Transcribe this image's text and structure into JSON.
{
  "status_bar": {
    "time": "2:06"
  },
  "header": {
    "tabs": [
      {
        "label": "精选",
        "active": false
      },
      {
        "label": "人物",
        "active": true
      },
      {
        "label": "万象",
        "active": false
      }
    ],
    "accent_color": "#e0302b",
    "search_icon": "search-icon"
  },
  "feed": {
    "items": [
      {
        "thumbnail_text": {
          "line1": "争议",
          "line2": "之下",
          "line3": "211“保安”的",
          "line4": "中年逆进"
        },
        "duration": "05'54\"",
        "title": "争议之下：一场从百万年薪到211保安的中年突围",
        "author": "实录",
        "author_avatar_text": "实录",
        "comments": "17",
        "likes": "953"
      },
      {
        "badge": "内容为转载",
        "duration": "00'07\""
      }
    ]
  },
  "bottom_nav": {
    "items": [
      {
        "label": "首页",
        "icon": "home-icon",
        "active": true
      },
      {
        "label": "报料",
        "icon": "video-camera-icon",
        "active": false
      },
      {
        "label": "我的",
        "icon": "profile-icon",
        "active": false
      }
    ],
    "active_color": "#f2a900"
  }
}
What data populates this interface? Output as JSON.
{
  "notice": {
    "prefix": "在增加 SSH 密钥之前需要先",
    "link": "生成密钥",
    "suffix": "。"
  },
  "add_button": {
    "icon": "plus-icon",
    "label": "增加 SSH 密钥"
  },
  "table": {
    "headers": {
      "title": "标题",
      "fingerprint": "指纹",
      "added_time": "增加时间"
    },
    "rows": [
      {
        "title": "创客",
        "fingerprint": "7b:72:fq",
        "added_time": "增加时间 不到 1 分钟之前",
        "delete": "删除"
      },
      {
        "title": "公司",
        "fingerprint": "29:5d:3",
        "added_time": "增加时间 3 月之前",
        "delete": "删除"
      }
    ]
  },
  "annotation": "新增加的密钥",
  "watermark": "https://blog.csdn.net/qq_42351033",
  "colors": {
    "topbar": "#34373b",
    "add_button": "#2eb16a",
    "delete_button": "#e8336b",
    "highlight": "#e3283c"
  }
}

━━━━━━━━━━━━━━━━

#### Direction:
Check each line of the entries above for the word "增加时间". List the ones that have it.

#### Problem solution:
      "added_time": "增加时间"
        "added_time": "增加时间 不到 1 分钟之前",
        "added_time": "增加时间 3 月之前",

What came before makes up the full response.